**Task requirements:** Reproduce every line in the listing that contains the word "name".

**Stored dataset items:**
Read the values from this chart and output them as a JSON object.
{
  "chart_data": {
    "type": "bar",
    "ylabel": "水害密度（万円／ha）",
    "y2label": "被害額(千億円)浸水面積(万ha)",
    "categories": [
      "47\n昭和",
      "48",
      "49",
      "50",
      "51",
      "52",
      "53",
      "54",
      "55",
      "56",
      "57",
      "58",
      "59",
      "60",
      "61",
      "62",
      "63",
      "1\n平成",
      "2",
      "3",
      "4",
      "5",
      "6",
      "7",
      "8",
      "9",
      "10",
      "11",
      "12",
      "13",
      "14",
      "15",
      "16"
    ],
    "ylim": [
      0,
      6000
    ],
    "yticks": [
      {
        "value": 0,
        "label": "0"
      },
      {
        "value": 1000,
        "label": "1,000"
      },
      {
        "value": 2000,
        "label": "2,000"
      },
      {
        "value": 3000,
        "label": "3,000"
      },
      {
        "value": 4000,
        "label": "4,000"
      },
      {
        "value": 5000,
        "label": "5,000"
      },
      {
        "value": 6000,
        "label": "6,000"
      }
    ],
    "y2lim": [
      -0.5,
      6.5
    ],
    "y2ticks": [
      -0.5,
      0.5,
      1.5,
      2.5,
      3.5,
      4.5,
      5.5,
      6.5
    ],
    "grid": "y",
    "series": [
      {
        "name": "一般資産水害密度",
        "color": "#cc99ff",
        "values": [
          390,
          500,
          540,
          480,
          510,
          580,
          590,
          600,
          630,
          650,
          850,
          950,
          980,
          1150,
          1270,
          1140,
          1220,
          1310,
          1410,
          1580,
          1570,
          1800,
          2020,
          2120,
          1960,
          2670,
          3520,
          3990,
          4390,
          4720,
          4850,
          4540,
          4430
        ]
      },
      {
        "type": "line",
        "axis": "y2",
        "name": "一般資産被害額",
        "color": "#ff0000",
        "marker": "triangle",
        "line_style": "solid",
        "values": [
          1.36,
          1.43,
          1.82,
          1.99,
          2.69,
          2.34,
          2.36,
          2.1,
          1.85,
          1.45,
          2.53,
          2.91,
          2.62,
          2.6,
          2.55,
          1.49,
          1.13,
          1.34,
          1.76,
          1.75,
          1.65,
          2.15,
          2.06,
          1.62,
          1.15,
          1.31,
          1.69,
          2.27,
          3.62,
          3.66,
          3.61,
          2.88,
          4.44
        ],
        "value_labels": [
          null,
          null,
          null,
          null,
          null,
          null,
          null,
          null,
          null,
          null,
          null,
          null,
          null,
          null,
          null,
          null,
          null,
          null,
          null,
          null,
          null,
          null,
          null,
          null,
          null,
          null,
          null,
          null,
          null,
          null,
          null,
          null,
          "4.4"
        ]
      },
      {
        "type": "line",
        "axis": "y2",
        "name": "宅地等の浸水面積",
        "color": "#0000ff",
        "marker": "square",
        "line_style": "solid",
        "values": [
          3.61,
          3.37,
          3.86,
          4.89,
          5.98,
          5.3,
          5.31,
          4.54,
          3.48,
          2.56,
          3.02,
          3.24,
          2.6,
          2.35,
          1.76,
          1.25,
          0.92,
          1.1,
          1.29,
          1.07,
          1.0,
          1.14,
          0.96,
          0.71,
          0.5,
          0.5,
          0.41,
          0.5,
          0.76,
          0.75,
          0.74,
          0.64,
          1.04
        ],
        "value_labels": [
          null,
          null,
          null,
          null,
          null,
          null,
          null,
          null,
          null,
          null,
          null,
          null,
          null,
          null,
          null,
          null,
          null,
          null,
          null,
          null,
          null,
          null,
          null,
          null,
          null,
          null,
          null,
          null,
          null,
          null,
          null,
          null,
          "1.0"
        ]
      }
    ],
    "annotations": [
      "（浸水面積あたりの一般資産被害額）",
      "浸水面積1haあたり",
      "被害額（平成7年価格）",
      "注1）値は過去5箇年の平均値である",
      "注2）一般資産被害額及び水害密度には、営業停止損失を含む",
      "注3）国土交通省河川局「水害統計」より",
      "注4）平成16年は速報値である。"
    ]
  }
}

**Result for this exercise:**
        "name": "一般資産水害密度",
        "name": "一般資産被害額",
        "name": "宅地等の浸水面積",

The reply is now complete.